::: RECORDS SHOWN :::

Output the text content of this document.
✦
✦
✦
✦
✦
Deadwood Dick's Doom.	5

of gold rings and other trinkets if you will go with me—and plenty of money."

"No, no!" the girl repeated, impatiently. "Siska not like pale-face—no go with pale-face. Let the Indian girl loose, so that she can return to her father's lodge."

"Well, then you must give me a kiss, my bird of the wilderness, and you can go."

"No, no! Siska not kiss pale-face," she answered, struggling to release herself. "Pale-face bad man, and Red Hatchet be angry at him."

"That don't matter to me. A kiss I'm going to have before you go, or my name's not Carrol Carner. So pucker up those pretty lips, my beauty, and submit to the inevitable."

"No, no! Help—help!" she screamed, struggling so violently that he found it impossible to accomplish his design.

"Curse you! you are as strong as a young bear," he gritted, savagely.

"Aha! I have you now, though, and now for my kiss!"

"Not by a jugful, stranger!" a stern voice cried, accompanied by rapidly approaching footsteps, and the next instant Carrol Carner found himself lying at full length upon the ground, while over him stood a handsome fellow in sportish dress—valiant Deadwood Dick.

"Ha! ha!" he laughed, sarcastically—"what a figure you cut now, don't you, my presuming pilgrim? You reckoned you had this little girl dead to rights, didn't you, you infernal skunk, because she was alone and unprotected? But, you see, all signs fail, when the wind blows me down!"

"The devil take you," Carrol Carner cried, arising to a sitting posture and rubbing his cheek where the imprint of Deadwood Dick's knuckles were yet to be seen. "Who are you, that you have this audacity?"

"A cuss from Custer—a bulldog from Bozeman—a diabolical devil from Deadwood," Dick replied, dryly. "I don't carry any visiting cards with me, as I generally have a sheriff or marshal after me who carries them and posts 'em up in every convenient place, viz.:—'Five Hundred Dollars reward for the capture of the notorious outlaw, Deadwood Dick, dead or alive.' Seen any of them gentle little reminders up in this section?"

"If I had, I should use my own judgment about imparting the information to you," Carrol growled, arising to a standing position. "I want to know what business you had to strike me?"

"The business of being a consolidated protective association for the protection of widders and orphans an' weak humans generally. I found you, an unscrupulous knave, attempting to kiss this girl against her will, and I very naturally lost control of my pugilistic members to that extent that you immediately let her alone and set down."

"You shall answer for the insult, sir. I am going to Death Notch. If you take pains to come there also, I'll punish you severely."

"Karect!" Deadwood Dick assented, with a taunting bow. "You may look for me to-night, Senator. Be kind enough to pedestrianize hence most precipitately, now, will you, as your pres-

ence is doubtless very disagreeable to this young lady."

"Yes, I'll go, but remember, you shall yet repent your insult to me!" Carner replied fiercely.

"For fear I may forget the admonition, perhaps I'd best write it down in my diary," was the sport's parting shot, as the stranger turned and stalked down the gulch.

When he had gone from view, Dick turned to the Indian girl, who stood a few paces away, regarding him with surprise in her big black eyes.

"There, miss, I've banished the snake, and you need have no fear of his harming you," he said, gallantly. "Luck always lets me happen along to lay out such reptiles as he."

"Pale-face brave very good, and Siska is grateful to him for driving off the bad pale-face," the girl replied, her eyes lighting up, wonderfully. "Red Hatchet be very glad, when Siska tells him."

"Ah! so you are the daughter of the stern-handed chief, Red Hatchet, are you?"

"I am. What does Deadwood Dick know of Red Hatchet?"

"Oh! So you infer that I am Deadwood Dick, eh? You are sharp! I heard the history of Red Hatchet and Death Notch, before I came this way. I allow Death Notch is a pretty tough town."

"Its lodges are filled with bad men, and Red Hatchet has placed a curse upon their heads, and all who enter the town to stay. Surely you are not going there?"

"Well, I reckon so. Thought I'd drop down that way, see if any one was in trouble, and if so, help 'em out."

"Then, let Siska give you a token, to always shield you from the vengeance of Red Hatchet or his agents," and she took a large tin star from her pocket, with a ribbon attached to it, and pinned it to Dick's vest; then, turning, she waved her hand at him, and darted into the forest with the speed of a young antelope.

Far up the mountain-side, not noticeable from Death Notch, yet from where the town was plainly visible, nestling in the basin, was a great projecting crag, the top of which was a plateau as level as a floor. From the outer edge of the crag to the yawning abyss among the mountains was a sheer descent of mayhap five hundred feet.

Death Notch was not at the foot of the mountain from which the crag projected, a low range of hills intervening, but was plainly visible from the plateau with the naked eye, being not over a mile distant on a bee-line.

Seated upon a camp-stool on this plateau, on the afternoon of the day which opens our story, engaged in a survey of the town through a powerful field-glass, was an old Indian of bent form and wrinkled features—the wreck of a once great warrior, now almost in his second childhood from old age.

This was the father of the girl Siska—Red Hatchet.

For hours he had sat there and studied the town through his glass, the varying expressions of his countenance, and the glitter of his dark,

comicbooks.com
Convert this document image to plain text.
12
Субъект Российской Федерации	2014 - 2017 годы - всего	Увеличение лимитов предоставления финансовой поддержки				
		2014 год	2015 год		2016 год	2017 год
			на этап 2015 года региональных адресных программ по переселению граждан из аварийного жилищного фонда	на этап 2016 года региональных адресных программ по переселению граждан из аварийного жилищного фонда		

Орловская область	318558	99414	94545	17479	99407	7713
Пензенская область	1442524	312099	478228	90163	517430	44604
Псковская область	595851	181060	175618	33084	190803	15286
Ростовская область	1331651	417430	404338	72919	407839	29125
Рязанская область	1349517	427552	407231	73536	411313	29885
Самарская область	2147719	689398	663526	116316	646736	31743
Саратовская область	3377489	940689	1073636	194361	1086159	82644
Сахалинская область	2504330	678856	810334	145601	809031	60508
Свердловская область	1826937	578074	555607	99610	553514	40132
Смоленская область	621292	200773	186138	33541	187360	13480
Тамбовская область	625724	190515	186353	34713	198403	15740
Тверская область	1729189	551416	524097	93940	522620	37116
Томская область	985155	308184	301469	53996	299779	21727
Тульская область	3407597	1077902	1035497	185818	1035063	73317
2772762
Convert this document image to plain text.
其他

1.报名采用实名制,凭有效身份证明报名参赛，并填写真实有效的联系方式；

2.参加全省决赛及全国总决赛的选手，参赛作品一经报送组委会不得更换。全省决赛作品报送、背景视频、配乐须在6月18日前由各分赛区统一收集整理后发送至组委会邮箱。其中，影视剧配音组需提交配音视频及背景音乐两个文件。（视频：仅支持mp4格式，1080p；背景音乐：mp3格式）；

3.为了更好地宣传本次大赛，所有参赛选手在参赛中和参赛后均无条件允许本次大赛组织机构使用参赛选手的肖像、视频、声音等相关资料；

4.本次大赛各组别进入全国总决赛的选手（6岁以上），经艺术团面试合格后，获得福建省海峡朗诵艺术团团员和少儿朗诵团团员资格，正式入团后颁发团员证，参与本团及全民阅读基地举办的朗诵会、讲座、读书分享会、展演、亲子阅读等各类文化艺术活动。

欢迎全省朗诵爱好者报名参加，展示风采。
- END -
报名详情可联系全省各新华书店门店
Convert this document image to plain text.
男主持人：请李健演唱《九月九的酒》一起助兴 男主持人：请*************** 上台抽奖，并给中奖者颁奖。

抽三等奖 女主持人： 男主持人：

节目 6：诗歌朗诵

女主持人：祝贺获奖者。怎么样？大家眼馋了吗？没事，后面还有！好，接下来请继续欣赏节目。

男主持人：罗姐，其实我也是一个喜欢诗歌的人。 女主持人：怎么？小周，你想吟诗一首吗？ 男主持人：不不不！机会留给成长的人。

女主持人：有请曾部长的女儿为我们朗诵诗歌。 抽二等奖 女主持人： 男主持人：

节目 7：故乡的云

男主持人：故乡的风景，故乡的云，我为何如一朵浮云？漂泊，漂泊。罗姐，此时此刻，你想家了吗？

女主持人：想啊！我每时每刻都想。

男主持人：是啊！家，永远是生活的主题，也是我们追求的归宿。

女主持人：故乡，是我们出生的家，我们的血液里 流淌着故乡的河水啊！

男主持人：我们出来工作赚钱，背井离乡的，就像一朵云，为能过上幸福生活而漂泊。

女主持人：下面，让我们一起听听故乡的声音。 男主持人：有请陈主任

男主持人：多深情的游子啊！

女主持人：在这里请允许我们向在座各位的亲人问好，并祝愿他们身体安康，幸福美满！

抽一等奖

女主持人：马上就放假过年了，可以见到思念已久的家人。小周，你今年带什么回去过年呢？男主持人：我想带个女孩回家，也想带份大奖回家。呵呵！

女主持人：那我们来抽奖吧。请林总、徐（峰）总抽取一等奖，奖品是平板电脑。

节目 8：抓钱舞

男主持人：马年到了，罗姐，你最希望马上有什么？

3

:::

> _TASK OBJECTIVE_: Copy every line of the listing that includes the string "struggling".

> _THE REPLY_:
"No, no! Siska not kiss pale-face," she answered, struggling to release herself. "Pale-face bad man, and Red Hatchet be angry at him."
"No, no! Help—help!" she screamed, struggling so violently that he found it impossible to accomplish his design.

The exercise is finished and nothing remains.